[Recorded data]
►
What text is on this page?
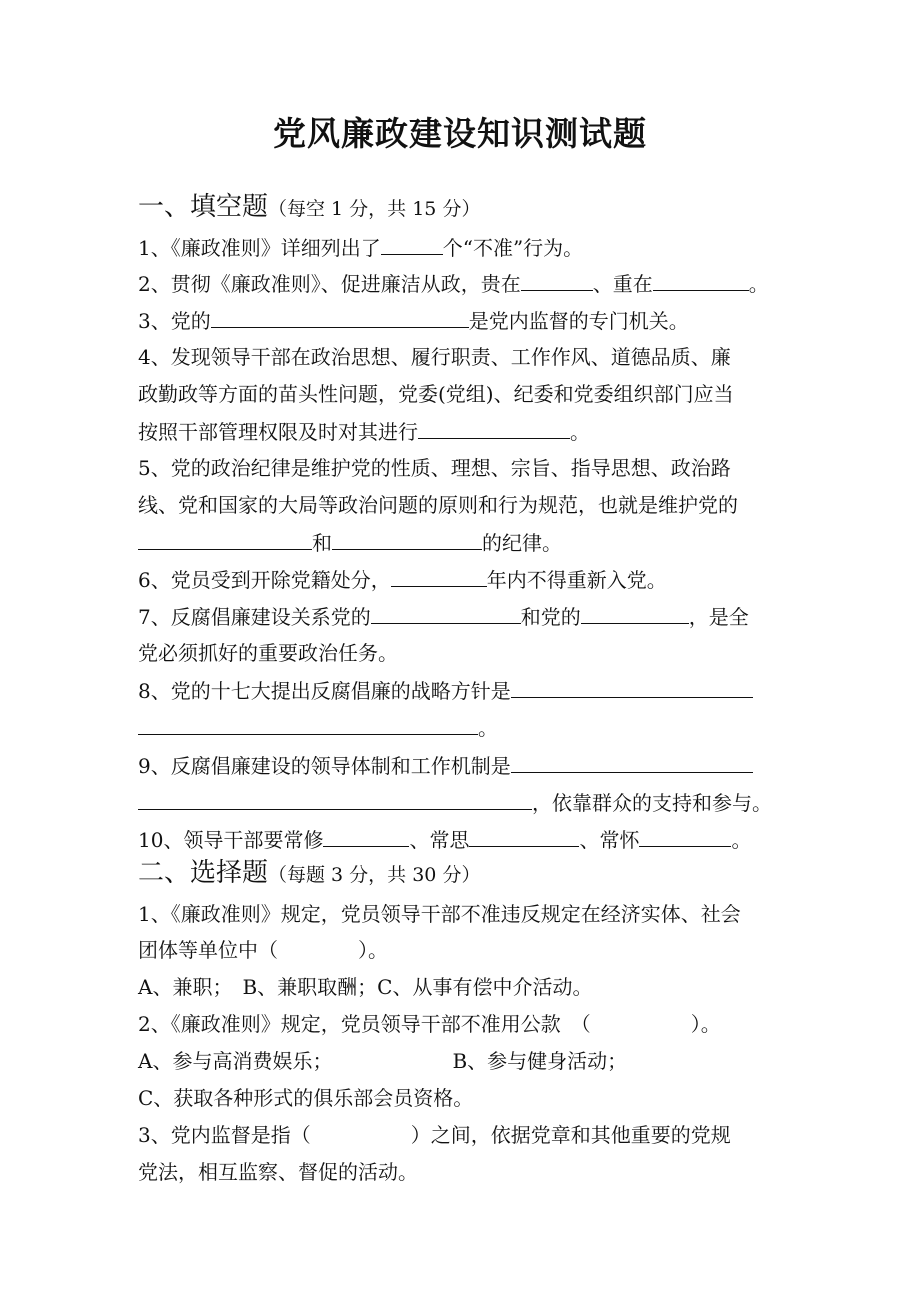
党风廉政建设知识测试题
一、填空题（每空 1 分，共 15 分）
1、《廉政准则》详细列出了	个“不准”行为。
2、贯彻《廉政准则》、促进廉洁从政，贵在	、重在	。
3、党的	是党内监督的专门机关。
4、发现领导干部在政治思想、履行职责、工作作风、道德品质、廉
政勤政等方面的苗头性问题，党委(党组)、纪委和党委组织部门应当
按照干部管理权限及时对其进行	。
5、党的政治纪律是维护党的性质、理想、宗旨、指导思想、政治路
线、党和国家的大局等政治问题的原则和行为规范，也就是维护党的
和	的纪律。
6、党员受到开除党籍处分，	年内不得重新入党。
7、反腐倡廉建设关系党的	和党的	，是全
党必须抓好的重要政治任务。
8、党的十七大提出反腐倡廉的战略方针是
。
9、反腐倡廉建设的领导体制和工作机制是
，依靠群众的支持和参与。
10、领导干部要常修	、常思	、常怀	。
二、选择题（每题 3 分，共 30 分）
1、《廉政准则》规定，党员领导干部不准违反规定在经济实体、社会
团体等单位中（　　　　）。
A、兼职；　B、兼职取酬；C、从事有偿中介活动。
2、《廉政准则》规定，党员领导干部不准用公款　（　　　　　）。
A、参与高消费娱乐；	B、参与健身活动；
C、获取各种形式的俱乐部会员资格。
3、党内监督是指（　　　　　）之间，依据党章和其他重要的党规
党法，相互监察、督促的活动。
◄
**Requirement:**
Transcribe every line from the records above without alteration, and leave out the images.

**Full solution:**
What text is on this page?
党风廉政建设知识测试题
一、填空题（每空 1 分，共 15 分）
1、《廉政准则》详细列出了	个“不准”行为。
2、贯彻《廉政准则》、促进廉洁从政，贵在	、重在	。
3、党的	是党内监督的专门机关。
4、发现领导干部在政治思想、履行职责、工作作风、道德品质、廉
政勤政等方面的苗头性问题，党委(党组)、纪委和党委组织部门应当
按照干部管理权限及时对其进行	。
5、党的政治纪律是维护党的性质、理想、宗旨、指导思想、政治路
线、党和国家的大局等政治问题的原则和行为规范，也就是维护党的
和	的纪律。
6、党员受到开除党籍处分，	年内不得重新入党。
7、反腐倡廉建设关系党的	和党的	，是全
党必须抓好的重要政治任务。
8、党的十七大提出反腐倡廉的战略方针是
。
9、反腐倡廉建设的领导体制和工作机制是
，依靠群众的支持和参与。
10、领导干部要常修	、常思	、常怀	。
二、选择题（每题 3 分，共 30 分）
1、《廉政准则》规定，党员领导干部不准违反规定在经济实体、社会
团体等单位中（　　　　）。
A、兼职；　B、兼职取酬；C、从事有偿中介活动。
2、《廉政准则》规定，党员领导干部不准用公款　（　　　　　）。
A、参与高消费娱乐；	B、参与健身活动；
C、获取各种形式的俱乐部会员资格。
3、党内监督是指（　　　　　）之间，依据党章和其他重要的党规
党法，相互监察、督促的活动。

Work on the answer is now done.